START Extracted entries

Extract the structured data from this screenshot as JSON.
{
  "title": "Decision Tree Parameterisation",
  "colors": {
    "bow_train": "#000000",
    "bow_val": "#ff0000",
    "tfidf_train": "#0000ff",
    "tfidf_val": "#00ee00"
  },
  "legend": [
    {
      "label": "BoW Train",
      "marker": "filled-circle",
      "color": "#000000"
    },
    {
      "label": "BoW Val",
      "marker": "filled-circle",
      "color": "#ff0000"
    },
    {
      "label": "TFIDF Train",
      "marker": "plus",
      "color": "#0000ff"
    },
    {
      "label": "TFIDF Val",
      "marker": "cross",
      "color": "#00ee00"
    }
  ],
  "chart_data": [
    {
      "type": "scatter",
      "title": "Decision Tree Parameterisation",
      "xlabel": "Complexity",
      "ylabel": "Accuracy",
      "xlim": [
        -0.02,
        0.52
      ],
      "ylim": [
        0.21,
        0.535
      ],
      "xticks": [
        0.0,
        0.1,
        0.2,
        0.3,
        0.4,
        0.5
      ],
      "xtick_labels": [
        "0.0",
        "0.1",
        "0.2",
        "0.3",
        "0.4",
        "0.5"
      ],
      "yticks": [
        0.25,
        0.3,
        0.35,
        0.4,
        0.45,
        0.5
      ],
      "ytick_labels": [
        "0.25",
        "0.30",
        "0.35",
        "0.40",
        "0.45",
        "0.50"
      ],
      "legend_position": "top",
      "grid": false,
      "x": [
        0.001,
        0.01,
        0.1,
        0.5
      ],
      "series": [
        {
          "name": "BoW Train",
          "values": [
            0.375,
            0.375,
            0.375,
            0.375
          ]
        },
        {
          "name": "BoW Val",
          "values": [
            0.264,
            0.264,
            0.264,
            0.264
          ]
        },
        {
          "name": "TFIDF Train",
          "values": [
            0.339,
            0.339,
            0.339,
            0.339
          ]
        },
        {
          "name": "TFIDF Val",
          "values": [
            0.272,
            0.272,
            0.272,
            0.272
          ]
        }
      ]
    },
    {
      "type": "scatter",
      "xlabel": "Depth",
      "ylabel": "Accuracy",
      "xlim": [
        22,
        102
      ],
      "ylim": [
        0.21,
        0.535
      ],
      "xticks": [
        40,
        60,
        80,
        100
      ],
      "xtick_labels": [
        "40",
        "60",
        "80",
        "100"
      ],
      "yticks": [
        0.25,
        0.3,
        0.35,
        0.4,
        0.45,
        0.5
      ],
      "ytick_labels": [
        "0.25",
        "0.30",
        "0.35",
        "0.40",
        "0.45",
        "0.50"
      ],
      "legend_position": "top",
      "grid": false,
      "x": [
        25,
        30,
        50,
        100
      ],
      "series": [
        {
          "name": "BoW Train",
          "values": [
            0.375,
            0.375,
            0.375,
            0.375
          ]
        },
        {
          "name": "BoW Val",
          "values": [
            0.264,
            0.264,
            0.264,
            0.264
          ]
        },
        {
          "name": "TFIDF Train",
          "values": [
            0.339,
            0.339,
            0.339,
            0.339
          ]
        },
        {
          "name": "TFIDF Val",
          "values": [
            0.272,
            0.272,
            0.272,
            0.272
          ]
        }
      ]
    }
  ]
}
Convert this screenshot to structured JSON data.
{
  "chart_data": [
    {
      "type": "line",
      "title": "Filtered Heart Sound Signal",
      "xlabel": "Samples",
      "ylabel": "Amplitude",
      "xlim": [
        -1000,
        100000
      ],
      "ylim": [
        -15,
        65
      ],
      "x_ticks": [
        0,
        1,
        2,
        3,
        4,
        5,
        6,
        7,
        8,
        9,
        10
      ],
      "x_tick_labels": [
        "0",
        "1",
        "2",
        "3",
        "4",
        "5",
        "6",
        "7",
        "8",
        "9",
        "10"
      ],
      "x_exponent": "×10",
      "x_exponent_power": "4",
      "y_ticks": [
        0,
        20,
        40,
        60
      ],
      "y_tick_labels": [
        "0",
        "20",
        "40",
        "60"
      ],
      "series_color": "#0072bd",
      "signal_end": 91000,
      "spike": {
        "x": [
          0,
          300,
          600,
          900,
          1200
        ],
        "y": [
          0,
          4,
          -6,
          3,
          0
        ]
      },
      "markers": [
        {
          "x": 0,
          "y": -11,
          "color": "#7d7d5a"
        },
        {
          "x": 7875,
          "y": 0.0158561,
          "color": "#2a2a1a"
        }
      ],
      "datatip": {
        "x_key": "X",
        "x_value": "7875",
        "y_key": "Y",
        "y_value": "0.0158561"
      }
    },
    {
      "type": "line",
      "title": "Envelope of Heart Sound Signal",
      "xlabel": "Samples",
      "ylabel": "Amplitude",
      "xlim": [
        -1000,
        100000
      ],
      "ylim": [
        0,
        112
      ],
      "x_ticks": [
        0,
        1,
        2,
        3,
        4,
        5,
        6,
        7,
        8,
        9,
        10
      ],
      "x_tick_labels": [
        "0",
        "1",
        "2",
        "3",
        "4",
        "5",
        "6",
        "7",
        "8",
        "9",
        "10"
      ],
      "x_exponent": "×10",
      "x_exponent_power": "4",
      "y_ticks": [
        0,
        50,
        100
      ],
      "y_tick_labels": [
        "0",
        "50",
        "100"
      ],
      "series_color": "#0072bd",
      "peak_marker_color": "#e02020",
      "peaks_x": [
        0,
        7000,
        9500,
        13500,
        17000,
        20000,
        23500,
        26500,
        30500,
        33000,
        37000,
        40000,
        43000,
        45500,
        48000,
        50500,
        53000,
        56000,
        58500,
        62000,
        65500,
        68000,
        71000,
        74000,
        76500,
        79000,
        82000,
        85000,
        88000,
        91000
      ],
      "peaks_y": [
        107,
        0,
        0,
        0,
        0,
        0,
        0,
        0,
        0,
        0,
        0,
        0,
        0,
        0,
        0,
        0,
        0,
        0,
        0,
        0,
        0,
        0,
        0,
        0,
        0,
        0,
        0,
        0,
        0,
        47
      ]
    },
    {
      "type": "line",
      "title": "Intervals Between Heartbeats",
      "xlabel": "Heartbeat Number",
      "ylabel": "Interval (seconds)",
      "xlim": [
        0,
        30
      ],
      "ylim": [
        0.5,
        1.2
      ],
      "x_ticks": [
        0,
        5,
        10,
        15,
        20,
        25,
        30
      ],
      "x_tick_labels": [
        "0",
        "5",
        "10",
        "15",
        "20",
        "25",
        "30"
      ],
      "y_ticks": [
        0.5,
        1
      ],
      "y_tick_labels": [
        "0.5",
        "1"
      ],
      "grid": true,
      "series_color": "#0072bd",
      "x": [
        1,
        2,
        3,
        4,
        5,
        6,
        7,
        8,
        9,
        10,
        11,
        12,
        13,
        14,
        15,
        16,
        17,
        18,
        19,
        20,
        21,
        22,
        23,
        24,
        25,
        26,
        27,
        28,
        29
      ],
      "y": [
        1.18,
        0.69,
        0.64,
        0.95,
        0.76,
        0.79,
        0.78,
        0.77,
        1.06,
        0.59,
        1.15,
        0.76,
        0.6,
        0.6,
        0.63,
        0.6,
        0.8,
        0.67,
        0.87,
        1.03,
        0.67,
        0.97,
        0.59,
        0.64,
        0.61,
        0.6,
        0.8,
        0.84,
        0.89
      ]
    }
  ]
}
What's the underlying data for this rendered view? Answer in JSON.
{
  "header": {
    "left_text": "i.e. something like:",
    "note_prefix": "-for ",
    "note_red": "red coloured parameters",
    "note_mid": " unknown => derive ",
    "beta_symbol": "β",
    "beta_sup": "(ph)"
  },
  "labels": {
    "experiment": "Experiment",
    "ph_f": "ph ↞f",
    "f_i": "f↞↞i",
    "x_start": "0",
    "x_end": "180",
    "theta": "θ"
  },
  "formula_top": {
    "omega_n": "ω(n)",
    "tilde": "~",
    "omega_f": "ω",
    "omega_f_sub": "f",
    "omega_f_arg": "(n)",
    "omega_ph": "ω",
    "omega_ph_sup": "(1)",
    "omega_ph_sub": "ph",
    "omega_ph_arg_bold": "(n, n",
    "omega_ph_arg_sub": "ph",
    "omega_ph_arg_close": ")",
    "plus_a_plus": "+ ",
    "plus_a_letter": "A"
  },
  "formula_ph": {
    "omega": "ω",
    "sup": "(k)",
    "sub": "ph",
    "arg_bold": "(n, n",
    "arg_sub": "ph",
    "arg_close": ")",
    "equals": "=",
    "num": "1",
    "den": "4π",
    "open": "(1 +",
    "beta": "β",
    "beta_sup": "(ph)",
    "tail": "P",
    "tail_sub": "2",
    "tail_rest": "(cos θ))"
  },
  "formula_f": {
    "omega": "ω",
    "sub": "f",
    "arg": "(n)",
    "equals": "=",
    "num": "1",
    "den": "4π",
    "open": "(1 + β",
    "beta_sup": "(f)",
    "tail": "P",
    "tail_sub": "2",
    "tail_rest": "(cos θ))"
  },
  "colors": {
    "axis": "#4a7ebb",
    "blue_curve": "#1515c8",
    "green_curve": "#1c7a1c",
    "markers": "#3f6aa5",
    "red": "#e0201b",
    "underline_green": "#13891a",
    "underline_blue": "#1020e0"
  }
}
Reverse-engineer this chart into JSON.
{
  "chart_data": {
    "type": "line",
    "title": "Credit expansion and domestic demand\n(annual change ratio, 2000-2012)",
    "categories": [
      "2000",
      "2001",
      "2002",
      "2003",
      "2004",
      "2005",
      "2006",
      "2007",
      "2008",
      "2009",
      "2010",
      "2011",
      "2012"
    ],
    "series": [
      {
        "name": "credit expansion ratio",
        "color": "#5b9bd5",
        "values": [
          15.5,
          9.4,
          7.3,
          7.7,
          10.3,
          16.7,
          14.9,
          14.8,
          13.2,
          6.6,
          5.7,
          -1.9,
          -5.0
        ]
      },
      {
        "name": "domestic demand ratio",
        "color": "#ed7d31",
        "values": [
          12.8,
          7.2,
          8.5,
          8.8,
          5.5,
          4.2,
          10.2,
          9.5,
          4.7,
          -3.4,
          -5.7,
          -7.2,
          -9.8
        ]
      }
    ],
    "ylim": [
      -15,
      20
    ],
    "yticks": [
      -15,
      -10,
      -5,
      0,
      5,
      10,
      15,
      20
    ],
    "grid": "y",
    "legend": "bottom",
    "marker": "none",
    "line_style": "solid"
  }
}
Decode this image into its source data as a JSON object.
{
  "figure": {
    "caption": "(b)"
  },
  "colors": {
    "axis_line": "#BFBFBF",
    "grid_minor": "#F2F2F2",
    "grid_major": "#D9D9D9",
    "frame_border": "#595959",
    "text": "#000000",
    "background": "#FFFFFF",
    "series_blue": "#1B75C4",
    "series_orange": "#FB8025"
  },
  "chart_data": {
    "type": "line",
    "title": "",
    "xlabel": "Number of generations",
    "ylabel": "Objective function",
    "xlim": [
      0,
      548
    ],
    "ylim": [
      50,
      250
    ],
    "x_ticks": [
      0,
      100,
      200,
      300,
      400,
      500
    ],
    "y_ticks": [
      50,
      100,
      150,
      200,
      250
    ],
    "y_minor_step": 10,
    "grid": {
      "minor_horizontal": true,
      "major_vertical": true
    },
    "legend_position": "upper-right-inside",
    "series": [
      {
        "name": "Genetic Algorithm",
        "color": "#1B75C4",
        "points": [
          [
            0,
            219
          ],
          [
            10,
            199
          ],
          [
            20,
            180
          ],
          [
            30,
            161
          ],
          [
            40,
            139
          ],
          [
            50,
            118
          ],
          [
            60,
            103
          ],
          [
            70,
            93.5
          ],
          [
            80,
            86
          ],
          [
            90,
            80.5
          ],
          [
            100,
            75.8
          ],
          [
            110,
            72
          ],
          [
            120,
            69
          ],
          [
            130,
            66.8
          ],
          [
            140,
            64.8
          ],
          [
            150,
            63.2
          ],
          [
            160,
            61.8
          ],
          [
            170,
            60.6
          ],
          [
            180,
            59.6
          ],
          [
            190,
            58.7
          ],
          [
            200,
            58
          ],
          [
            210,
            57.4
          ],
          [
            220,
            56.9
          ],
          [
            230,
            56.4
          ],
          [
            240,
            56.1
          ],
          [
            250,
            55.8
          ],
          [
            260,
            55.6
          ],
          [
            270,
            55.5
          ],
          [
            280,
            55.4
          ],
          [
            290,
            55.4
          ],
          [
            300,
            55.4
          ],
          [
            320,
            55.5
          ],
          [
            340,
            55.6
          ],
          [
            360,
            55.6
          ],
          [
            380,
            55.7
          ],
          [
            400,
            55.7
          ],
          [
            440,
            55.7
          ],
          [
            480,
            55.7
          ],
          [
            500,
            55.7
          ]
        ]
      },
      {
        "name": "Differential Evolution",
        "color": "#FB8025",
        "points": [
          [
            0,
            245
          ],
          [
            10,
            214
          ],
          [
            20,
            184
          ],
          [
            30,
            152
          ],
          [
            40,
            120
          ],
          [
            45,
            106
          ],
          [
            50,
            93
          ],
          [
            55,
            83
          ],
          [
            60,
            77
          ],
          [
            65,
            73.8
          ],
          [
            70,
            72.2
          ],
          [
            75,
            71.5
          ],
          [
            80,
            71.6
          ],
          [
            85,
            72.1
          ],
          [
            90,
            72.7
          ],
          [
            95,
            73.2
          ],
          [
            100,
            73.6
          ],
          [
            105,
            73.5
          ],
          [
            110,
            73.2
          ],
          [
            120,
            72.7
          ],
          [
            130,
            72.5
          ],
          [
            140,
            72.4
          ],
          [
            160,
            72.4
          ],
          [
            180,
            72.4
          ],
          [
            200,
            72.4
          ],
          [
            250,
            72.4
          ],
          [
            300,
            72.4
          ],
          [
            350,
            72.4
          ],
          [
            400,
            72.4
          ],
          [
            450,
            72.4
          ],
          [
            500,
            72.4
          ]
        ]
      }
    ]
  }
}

END Extracted entries

● Problem description: Each line above that includes "domestic" should be shown.

● Solution:
    "title": "Credit expansion and domestic demand\n(annual change ratio, 2000-2012)",
        "name": "domestic demand ratio",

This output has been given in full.